*SHORT TASK:*
Reproduce all of the data word for word.

#### PROVIDED DATA ####

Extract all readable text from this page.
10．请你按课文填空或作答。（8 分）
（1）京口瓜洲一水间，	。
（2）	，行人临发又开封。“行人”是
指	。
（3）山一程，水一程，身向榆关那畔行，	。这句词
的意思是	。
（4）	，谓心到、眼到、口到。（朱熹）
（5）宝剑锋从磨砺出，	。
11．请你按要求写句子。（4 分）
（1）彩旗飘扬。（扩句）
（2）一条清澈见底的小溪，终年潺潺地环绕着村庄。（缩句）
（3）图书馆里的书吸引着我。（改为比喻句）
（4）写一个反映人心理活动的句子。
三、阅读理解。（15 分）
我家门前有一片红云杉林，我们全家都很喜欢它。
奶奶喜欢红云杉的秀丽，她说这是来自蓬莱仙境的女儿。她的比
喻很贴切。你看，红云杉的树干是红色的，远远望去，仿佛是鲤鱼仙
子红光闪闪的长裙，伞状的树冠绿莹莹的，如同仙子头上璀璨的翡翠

####

*FINISHED TASK:*
Extract all readable text from this page.
10．请你按课文填空或作答。（8 分）
（1）京口瓜洲一水间，	。
（2）	，行人临发又开封。“行人”是
指	。
（3）山一程，水一程，身向榆关那畔行，	。这句词
的意思是	。
（4）	，谓心到、眼到、口到。（朱熹）
（5）宝剑锋从磨砺出，	。
11．请你按要求写句子。（4 分）
（1）彩旗飘扬。（扩句）
（2）一条清澈见底的小溪，终年潺潺地环绕着村庄。（缩句）
（3）图书馆里的书吸引着我。（改为比喻句）
（4）写一个反映人心理活动的句子。
三、阅读理解。（15 分）
我家门前有一片红云杉林，我们全家都很喜欢它。
奶奶喜欢红云杉的秀丽，她说这是来自蓬莱仙境的女儿。她的比
喻很贴切。你看，红云杉的树干是红色的，远远望去，仿佛是鲤鱼仙
子红光闪闪的长裙，伞状的树冠绿莹莹的，如同仙子头上璀璨的翡翠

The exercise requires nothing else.